### TRAVAIL À FAIRE
Reprenez le texte sur le « doit-on » des journaux télévisés juste après sa dernière phrase.

━━━━━ EXTRAIT AFFICHÉ ━━━━━

"Doit-on" vraiment poser la question ? Le guide de survie du téléspectateur face à l'interrogation journalistique

Dans le monde merveilleux du journalisme télévisuel, où chaque mot est pesé, chaque image est pensée, et chaque transition est orchestrée, une expression en particulier règne en maître incontesté : "doit-on" ou son cousin germain, "faut-il". On ne le remarque peut-être pas au début, mais une fois qu'on a l'oreille affûtée, il est partout ce "doit-on", à l'affût pour lancer n'importe quel sujet, du plus léger au plus grave." Doit-on interdire la raclette en été ?", lance la présentatrice, l'air grave, avant de nous proposer un reportage de 2 minutes sur une dame qui a osé servir ce plat d'hiver en plein mois de juillet. La question, bien sûr, est d'une pertinence capitale. La réponse, on la devine : non, on ne doit pas. Mais la simple possibilité qu'on puisse le faire a justifié un sujet. C'est ça la magie du "doit-on". Il transforme une banalité en un débat philosophique de haut vol. Son utilisation est si répandue qu'on pourrait presque en faire un guide d'analyse.

  • Le "Doit-on" factice : On pose la question, mais on a déjà la réponse. "Doit-on s'inquiéter de la hausse des prix de l'essence ?" Bien sûr que oui, sinon vous n'auriez pas fait le sujet !

━━━━━ DONNÉES ENREGISTRÉES ━━━━━

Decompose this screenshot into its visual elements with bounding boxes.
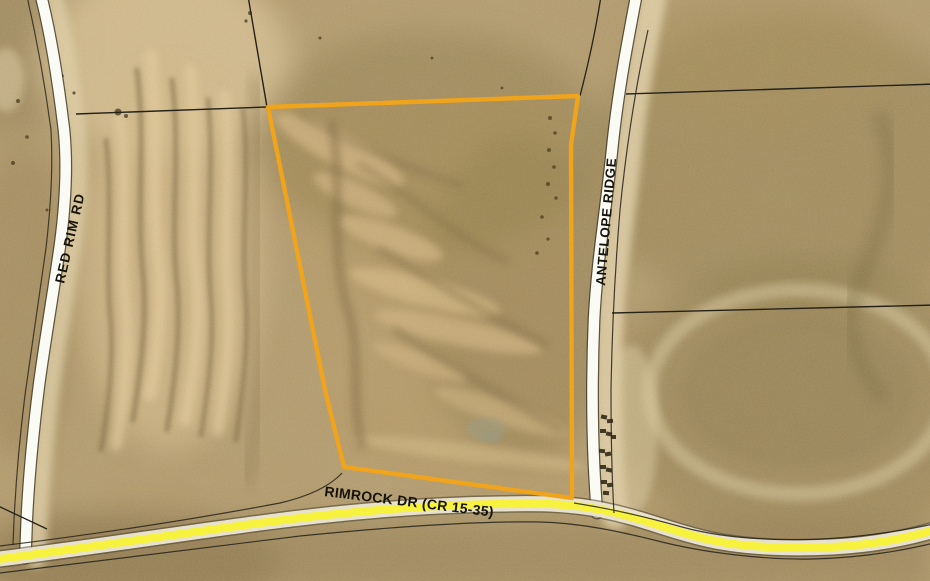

━━━━━

### RÉPONSE FINALE
  • Le "Doit-on" mystère : Il y a une once de suspens. "Doit-on travailler plus pour gagner plus ?" Le sujet va explorer les opinions divergentes, pour les contre les statistiques, pour finalement nous laisser avec une conclusion floue et un sentiment de vertige.

  • Le "Doit-on" de la vie quotidienne : L'éternelle interrogation sur nos habitudes. "Faut-il vraiment mettre son téléphone au micro-ondes pour le recharger plus vite ?" Non ! Et on sait tous que la personne qui a testé dans le reportage est un comédien qui s'est porté volontaire pour la science.

Et puis, il y a le summum, le "doit-on" qui se moque de la logique. "Doit-on se réjouir du retour du soleil ?" Non. On s'en réjouit point. C'est comme demander "Faut-il respirer ?" Le journaliste, lui, prend le temps de peser le pour et le contre, peut-être en imaginant que le soleil puisse brûler les vampires ou que certains préfèrent la pluie pour faire pousser leurs plantes.

Alors la prochaine fois que vous allumerez votre télévision, soyez prêts. L'expression "doit-on" ne manquera pas de surgir. Elle est la clé qui ouvre toutes les portes, le sésame qui justifie tous les reportages, le petit plus qui donne l'impression que la télévision n'est pas là pour vous informer, mais pour vous faire réfléchir... ou du moins, vous faire croire que vous réfléchissez. Faut-il s'en plaindre ? Non. Après tout, c'est un jeu amusant. Et la prochaine fois que quelqu'un vous demandera "Doit-on regarder ce reportage ?", vous pourrez répondre, avec un sourire en coin : "Ça dépend. Est-ce que le journaliste a posé la question ?"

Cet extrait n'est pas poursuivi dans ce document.